[Raw records]
_____
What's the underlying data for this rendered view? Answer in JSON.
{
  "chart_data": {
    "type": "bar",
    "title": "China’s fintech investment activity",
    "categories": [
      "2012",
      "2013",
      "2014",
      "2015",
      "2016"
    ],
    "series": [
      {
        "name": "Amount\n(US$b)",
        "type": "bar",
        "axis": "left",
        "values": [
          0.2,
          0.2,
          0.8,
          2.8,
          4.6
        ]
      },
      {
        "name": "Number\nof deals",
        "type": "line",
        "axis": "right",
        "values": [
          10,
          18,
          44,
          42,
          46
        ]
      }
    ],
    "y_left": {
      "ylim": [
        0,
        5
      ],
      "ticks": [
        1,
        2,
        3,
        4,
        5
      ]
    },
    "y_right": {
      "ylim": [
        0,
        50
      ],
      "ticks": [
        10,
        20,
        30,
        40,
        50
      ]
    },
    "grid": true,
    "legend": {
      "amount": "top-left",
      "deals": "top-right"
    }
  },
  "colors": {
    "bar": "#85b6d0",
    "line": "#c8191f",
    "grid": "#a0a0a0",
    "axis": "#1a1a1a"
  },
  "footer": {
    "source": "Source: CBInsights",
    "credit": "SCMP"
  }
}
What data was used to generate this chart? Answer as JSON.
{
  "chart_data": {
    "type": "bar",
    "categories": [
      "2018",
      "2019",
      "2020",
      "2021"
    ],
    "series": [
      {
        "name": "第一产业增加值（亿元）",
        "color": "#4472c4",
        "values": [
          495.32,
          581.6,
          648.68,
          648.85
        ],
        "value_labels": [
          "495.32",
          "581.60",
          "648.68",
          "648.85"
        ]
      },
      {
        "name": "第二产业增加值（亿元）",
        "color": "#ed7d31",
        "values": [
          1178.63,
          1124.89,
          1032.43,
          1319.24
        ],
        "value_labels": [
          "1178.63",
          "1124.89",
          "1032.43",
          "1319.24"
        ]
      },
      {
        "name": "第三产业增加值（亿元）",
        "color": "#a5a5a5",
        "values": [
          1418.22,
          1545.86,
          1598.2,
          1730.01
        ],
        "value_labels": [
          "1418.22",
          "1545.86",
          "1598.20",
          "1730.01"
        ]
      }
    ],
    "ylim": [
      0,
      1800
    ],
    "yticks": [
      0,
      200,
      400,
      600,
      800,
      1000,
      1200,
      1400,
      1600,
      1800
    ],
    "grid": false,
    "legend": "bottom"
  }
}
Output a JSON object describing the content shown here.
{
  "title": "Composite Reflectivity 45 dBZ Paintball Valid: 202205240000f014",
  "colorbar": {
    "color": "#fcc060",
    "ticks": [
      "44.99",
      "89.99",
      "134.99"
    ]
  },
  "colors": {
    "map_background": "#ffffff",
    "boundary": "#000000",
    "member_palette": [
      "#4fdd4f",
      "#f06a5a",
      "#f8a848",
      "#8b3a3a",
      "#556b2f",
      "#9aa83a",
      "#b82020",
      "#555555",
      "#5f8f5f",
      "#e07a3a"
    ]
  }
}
_____
● What is needed
Copy out every line where the word "JSON" occurs.

● Solved exercise
What's the underlying data for this rendered view? Answer in JSON.
What data was used to generate this chart? Answer as JSON.
Output a JSON object describing the content shown here.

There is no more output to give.